_EXERCISE REQUIREMENTS_:
**A.** Reproduce the portion of the store-merging review thread below that starts with the words containing "Does it matter" and ends with "the store merging.".
**B.** Proceed with the store-merging review thread below, picking up after its final line.

_TEXT_:
* Begin *

This commit fixes a missed opportunity in merging consecutive stores. The code that searches for stores skipped the case of stores that directly connect to the root. The comment above the implementation lists this case but the code did not handle it. I found this pattern when looking into the shared_ptr destructor. GCC generates the right sequence. Here is a small repo:

int foo(int* buff) {
    buff[0] = 0;
    int x = buff[1];
    buff[1] = 0;
    return x;
}

Diff Detail

Event Timeline

nadav created this revision.Jan 9 2022, 9:55 AM
nadav requested review of this revision.Jan 9 2022, 9:55 AM
Herald added a project: Restricted Project. · View Herald TranscriptJan 9 2022, 9:55 AM
nadav edited the summary of this revision. (Show Details)Jan 9 2022, 9:57 AM
nadav added reviewers: wenlei, MatzeB, hoy.
nadav updated this revision to Diff 398504.Jan 9 2022, 9:23 PM
hoy added inline comments.Jan 10 2022, 12:35 AM
llvm/lib/CodeGen/SelectionDAG/DAGCombiner.cpp
17497

Does it matter if Store3 interferes with one of the loads? Wondering if it is dealt with somewhere, otherwise merging store3 with the stores following the loads might cause be a problem.

hoy added a comment.Jan 10 2022, 12:37 AM

This is a good catch. Thanks for the fix and adding a test for it.

nadav updated this revision to Diff 398659.Jan 10 2022, 8:50 AM

@hoy Thank you for the review. Yes, the code in TryToAddCandidate and CandidateMatch checks that all of the stores have the same base. I added a second test where the load aliases and prevents the store merging.

nadav marked an inline comment as done.Jan 10 2022, 8:50 AM

Added the test merge_store_alias that checks that aliasing loads prevent the merging of the store operations.

hoy accepted this revision.Jan 10 2022, 9:54 AM

LGTM.

* End *

(Dataset items)
* Begin *

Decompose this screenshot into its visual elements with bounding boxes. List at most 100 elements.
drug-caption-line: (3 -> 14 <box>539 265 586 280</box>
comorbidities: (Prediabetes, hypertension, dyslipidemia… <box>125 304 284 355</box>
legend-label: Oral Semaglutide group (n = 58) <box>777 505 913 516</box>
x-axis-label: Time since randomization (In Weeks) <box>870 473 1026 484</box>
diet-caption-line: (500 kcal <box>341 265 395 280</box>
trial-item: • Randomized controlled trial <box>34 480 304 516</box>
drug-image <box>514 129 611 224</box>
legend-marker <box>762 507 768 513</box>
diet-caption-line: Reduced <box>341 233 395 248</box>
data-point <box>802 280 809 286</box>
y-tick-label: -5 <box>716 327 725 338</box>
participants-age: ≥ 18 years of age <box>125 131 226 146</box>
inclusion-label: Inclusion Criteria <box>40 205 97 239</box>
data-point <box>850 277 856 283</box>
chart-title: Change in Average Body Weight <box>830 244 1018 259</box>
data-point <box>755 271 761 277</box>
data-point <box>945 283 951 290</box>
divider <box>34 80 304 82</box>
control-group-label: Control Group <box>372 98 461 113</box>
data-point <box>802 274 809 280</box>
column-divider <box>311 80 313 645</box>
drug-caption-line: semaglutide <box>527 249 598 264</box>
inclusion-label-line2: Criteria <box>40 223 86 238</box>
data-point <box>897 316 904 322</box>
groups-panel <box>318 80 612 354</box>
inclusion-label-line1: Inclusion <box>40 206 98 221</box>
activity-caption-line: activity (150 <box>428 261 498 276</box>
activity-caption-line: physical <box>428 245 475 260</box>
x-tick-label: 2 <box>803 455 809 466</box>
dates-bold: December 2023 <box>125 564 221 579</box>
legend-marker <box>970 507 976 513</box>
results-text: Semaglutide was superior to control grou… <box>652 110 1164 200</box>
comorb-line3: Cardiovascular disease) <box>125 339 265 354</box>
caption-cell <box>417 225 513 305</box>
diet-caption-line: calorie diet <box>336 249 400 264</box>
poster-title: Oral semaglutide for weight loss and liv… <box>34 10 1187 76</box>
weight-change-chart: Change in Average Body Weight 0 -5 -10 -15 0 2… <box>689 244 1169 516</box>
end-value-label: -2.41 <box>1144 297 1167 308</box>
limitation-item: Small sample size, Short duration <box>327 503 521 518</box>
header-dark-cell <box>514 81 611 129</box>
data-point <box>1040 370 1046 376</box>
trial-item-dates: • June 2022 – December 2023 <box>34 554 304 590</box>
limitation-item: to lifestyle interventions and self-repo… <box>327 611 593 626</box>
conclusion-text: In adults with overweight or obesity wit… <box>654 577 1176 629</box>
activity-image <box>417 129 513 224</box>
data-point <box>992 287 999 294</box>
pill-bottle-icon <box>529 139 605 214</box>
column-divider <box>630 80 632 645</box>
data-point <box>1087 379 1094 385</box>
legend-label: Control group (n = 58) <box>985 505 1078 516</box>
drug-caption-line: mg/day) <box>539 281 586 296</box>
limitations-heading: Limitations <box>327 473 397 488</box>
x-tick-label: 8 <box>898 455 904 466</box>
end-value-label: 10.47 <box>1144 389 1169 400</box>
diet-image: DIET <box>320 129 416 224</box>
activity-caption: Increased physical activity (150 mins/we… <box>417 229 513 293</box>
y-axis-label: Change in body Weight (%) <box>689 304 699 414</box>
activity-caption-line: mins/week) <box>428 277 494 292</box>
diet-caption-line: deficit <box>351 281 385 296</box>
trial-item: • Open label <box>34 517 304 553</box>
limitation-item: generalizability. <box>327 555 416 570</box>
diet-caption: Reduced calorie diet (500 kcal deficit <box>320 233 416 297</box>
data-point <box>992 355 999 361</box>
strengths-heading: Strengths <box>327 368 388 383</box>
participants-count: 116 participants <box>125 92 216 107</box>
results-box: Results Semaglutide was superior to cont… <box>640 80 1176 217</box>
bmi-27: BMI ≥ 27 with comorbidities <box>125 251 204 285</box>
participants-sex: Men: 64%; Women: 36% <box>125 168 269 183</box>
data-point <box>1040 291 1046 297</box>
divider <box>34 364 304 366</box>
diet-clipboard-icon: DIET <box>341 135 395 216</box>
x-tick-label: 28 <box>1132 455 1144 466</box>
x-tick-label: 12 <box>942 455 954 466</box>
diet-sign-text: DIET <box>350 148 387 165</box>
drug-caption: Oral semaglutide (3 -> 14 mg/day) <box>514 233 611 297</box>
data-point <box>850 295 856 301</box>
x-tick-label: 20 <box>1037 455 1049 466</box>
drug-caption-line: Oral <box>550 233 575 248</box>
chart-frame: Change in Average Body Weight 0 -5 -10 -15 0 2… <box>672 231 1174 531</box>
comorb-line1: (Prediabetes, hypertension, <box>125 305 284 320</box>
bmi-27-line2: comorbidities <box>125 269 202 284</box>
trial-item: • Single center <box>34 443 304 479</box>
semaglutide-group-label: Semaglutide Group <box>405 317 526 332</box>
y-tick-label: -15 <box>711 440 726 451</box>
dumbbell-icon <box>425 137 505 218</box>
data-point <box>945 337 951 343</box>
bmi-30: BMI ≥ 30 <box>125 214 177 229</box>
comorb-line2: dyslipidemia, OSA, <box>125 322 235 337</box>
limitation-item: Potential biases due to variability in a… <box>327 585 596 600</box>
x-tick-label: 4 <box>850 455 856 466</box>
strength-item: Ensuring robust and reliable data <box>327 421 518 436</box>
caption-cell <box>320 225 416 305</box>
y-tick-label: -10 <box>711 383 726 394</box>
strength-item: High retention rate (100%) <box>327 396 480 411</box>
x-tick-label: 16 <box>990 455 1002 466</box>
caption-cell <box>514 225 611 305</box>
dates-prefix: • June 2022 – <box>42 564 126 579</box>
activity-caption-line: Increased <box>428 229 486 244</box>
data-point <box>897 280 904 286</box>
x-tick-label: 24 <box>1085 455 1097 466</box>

* End *

_ANSWERS BY TASK_:
**A.**
Does it matter if Store3 interferes with one of the loads? Wondering if it is dealt with somewhere, otherwise merging store3 with the stores following the loads might cause be a problem.

hoy added a comment.Jan 10 2022, 12:37 AM

This is a good catch. Thanks for the fix and adding a test for it.

nadav updated this revision to Diff 398659.Jan 10 2022, 8:50 AM

@hoy Thank you for the review. Yes, the code in TryToAddCandidate and CandidateMatch checks that all of the stores have the same base. I added a second test where the load aliases and prevents the store merging.

**B.**
This revision is now accepted and ready to land.Jan 10 2022, 9:54 AM
This revision was automatically updated to reflect the committed changes.

Hi,

Anyone seen problems with this patch?
I have a case for my out-of-tree target where this patch causes two stores to be merged leading to a cycle in the DAG.
So in the initial DAG we have the following dependencies

store2 <- load1 <- load2 <- load3 <- store1

and then store2 and store1 are merged to store21 and we end up with dependencies like this:

store12 <- load1 <- load2 <- load3
                          <- store12

ie. load2 depends on both load3 and store12 so we have a broken DAG with a cycle in it.
So then we end up with

Operand not processed?0x882a240
t9: i16,ch = load<(load (s16) from %ir.next1.i)> t26, t8, undef:i16

UNREACHABLE executed at ../lib/CodeGen/SelectionDAG/LegalizeTypes.cpp:503!

I haven't been able to reproduce this for any in-tree targets yet so it might very well be something we've broken for our target but I thought I'd mention here that we see problems in case anyone else does too.

bjope added a subscriber: bjope.Jan 26 2022, 1:28 AM
bjope added inline comments.Jan 26 2022, 1:33 AM
llvm/test/CodeGen/Hexagon/store-widen-aliased-load.ll
1

Why are you disabling the combiner-store-merging in this test case? Looks like a typo?

Reading the comment history in this ticket I got a feeling that this test case was added to verify that no store merge happened in this case. But then it seems really weird to verify that in a test case were the store merging is disabled.

Maybe there should be two RUN-lines, expecting the same result regardless if combiner-store-merging is true or false?

bjope added inline comments.Jan 26 2022, 1:36 AM
llvm/test/CodeGen/Hexagon/store-widen-aliased-load.ll
1

Aw, sorry, I now realize that the test case you added for the alias situation was in test/CodeGen/X86/MergeConsecutiveStores.ll.

bjope added a comment.Feb 3 2022, 7:13 AM

Hi,

Anyone seen problems with this patch?
I have a case for my out-of-tree target where this patch causes two stores to be merged leading to a cycle in the DAG.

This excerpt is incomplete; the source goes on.